### [Excerpted passage]
Jerry Jameson forged an extraordinary reputation as an editorial consultant on hundreds of episodes of some of the most enduring TV series of the 1960’s (The Andy Griffith Show, I Spy, Gomer Pyle: USMC, My World and Welcome To It, Mod Squad, That Girl) and some not so enduring (The Guns of Will Sonnett, Good Morning World, Accidental Family, Rango). He made the jump to feature film directing with the savage 1971 thriller Brute Corps. It was a logical progression. The accumulated skills of editing and production supervision were a perfect fit for the 70’s boom in independently (aka low budget) produced theatrical projects and network TV movies. Still directing top TV shows and feature film up until 2015 (at age 81) without much of a break in those near-50 years, Jameson has proven to be a reliable, intelligently thrifty and adventurous production force (sometimes directing up to four to seven projects a year). Like his contemporaries, directors-for-hire like Jerrold Freeman, Marvin Chomsky, John Llewellyn Moxey, Earl Bellamy, Boris Sagal and Joseph Sargent, to list only a few, Jameson would alternate between made-for-TV features and the occasional theatrical effort. These directors never missed a job and were super skilled and intelligent with more on their minds than the expected no-questions-asked payday. Personal identity streamed from their work; they just couldn’t help themselves. What I am most interested in here is “figuring out” Jameson on his own terms, through his work. I’m not as interested in that a good deal of his work has been denigrated and dismissed over the years.

### [Dataset entries]
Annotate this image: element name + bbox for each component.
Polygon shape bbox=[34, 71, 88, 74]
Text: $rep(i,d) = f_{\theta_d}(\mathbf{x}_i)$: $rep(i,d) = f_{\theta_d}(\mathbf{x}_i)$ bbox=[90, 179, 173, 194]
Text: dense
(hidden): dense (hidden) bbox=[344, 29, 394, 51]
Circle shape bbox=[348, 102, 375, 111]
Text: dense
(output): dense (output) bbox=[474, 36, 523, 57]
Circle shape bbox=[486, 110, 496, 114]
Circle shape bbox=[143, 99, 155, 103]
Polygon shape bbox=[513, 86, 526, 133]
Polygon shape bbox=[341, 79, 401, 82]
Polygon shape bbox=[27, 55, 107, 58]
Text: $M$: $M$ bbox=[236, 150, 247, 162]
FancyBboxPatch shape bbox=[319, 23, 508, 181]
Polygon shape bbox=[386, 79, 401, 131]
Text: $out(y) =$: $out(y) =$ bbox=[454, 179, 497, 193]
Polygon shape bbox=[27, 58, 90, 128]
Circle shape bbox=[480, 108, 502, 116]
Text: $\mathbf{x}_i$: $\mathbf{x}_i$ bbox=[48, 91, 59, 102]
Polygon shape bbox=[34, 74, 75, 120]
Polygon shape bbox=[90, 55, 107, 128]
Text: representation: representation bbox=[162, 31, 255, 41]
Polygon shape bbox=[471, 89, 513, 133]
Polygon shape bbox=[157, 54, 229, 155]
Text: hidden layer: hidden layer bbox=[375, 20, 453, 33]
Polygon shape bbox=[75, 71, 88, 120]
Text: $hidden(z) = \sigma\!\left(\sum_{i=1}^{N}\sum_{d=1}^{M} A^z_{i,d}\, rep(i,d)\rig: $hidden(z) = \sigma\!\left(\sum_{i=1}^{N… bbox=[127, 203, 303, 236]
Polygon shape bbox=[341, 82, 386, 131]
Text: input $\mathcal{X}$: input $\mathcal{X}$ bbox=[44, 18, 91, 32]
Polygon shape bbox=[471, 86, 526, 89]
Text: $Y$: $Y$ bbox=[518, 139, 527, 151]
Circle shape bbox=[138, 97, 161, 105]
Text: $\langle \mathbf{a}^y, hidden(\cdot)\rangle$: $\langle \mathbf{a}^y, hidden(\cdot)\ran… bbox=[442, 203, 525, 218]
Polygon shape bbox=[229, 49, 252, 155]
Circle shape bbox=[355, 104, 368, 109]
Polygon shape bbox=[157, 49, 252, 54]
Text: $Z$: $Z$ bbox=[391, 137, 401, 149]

### [Given request 1]
In the passage on Jerry Jameson, which 1971 thriller marked his move into feature film directing?
### [Given request 2]
Using the passage on Jerry Jameson, explain why his jump from editorial work to feature film directing was a logical progression.
### [Given request 3]
Continue the passage on Jerry Jameson from its final sentence.
The listing plays no part in what follows.

### [Written response 1]
Brute Corps.

### [Written response 2]
His accumulated skills in editing and production supervision were a perfect fit for the 1970s boom in independently produced, low-budget theatrical projects and network TV movies.

### [Written response 3]
I grew up on made-for-TV films and, as a child, gave them as much interest and emotional investment as any theatrical film of the time.  Many of these films, I realized, were my best chance of being exposed to the adult world and all of its confusing, frightening, traumatic inevitability without parental accompaniment. I didn’t know about or ever felt inclined to criticize or judge films when I was a kid. I just watched stuff. All of it. And, as time marched forward, it turned out that Jameson’s name kept popping up as director on some of the films that jarred or provoked me the most. True, the formula (especially in Jameson’s case) was mainly obvious, crass and cynical – meaning: most of these productions were lower tier, micro budget 74 minute rip-offs of popular theatrical films currently busting box-office records (“disaster” films were a Jameson specialty) – however, what I find surprising is how consistent and connected Jameson’s productions are, both stylistically and thematically, for the bulk of his career – especially in his first decade as a director of feature-length dramatic films (1971-1980).  It’s one thing for a director-for-hire to professionally tackle the task he’s paid to accomplish, on budget and on schedule. And, to somehow, despite the extremely restrictive creative environment, meager funds and potentially tread-worn subject matter, to actually carve out a relatively personal signature that separates (not necessarily elevates) Jameson from the rest of the equally estimable pack. For me, the films of Jerry Jameson are succulent fruit ripe for the picking – satisfying, complex, bold and frequently confrontational IN YOUR FACE entertainment.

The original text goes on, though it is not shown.